## BEGIN

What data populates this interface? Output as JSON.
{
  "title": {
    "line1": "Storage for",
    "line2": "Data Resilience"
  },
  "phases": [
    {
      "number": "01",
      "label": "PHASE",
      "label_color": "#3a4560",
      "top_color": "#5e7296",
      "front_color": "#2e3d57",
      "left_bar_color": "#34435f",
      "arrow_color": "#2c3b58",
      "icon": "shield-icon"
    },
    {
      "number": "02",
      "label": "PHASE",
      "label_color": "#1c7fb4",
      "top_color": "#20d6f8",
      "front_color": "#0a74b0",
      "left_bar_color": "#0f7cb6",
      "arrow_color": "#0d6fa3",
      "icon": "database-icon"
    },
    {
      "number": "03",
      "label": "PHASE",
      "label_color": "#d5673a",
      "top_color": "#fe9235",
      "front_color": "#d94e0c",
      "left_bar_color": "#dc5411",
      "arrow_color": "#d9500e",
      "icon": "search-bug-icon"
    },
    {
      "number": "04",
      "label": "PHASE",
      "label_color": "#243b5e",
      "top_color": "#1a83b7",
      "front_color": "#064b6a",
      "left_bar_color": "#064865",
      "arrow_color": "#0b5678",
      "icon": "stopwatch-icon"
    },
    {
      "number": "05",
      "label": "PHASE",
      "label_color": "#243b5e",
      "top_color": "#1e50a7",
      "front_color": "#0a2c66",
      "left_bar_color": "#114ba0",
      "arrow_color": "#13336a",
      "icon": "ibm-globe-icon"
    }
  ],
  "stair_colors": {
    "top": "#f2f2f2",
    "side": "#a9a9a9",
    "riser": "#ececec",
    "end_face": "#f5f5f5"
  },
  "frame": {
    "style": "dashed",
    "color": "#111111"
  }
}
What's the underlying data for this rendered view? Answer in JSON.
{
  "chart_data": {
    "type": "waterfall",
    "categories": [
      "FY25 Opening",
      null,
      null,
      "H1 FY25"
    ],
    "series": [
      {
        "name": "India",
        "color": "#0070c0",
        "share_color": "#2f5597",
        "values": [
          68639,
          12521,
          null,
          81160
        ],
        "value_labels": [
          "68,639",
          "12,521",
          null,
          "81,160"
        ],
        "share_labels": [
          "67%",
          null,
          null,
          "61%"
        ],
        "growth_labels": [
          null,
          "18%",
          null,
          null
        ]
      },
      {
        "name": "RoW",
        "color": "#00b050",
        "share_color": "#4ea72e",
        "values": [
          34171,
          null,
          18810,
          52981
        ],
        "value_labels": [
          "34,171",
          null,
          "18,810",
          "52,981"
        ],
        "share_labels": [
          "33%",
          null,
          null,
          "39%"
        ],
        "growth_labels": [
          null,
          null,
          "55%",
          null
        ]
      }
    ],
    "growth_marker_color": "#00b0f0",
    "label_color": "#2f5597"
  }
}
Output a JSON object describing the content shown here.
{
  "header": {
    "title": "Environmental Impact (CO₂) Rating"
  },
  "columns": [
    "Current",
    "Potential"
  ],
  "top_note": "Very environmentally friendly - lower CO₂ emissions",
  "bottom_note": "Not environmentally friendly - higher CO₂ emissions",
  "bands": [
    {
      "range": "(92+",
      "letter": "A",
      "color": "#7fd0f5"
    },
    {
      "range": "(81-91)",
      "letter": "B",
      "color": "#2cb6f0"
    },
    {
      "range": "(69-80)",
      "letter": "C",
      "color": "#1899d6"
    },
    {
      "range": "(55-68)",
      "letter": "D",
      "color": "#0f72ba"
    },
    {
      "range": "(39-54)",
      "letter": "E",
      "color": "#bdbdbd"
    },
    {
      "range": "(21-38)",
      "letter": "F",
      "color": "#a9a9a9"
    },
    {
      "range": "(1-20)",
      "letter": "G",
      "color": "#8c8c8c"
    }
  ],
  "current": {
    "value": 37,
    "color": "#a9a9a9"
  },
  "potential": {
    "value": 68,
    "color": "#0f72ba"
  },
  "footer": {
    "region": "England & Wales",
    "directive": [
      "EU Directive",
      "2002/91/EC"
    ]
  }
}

## END

Whichever lines contain the string "environmentally", select and copy them.

  "top_note": "Very environmentally friendly - lower CO₂ emissions",
  "bottom_note": "Not environmentally friendly - higher CO₂ emissions",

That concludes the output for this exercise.